**Given task**
The complete listing should be restated exactly.

**Extracted data**
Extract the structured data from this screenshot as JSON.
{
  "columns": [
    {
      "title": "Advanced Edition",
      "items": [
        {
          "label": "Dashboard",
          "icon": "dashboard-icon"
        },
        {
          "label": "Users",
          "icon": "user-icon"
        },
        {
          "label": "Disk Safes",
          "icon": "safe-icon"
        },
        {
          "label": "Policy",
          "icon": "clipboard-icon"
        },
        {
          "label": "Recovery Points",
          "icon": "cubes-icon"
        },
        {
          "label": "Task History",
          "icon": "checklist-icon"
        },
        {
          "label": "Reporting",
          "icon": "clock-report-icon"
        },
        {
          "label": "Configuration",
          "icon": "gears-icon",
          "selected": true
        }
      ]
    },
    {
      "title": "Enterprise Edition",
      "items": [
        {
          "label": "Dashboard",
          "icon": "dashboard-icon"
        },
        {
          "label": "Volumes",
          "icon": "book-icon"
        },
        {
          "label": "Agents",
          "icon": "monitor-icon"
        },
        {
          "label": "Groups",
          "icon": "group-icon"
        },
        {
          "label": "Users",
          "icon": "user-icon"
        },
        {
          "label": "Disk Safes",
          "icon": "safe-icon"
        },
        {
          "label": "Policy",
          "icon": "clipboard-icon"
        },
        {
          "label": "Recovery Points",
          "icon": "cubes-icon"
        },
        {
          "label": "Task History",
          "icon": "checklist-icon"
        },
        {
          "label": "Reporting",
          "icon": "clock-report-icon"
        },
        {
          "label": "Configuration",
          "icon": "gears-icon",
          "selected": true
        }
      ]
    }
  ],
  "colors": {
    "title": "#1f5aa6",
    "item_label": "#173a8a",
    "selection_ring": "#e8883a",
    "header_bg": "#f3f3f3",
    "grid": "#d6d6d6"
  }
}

**Written answer**
Extract the structured data from this screenshot as JSON.
{
  "columns": [
    {
      "title": "Advanced Edition",
      "items": [
        {
          "label": "Dashboard",
          "icon": "dashboard-icon"
        },
        {
          "label": "Users",
          "icon": "user-icon"
        },
        {
          "label": "Disk Safes",
          "icon": "safe-icon"
        },
        {
          "label": "Policy",
          "icon": "clipboard-icon"
        },
        {
          "label": "Recovery Points",
          "icon": "cubes-icon"
        },
        {
          "label": "Task History",
          "icon": "checklist-icon"
        },
        {
          "label": "Reporting",
          "icon": "clock-report-icon"
        },
        {
          "label": "Configuration",
          "icon": "gears-icon",
          "selected": true
        }
      ]
    },
    {
      "title": "Enterprise Edition",
      "items": [
        {
          "label": "Dashboard",
          "icon": "dashboard-icon"
        },
        {
          "label": "Volumes",
          "icon": "book-icon"
        },
        {
          "label": "Agents",
          "icon": "monitor-icon"
        },
        {
          "label": "Groups",
          "icon": "group-icon"
        },
        {
          "label": "Users",
          "icon": "user-icon"
        },
        {
          "label": "Disk Safes",
          "icon": "safe-icon"
        },
        {
          "label": "Policy",
          "icon": "clipboard-icon"
        },
        {
          "label": "Recovery Points",
          "icon": "cubes-icon"
        },
        {
          "label": "Task History",
          "icon": "checklist-icon"
        },
        {
          "label": "Reporting",
          "icon": "clock-report-icon"
        },
        {
          "label": "Configuration",
          "icon": "gears-icon",
          "selected": true
        }
      ]
    }
  ],
  "colors": {
    "title": "#1f5aa6",
    "item_label": "#173a8a",
    "selection_ring": "#e8883a",
    "header_bg": "#f3f3f3",
    "grid": "#d6d6d6"
  }
}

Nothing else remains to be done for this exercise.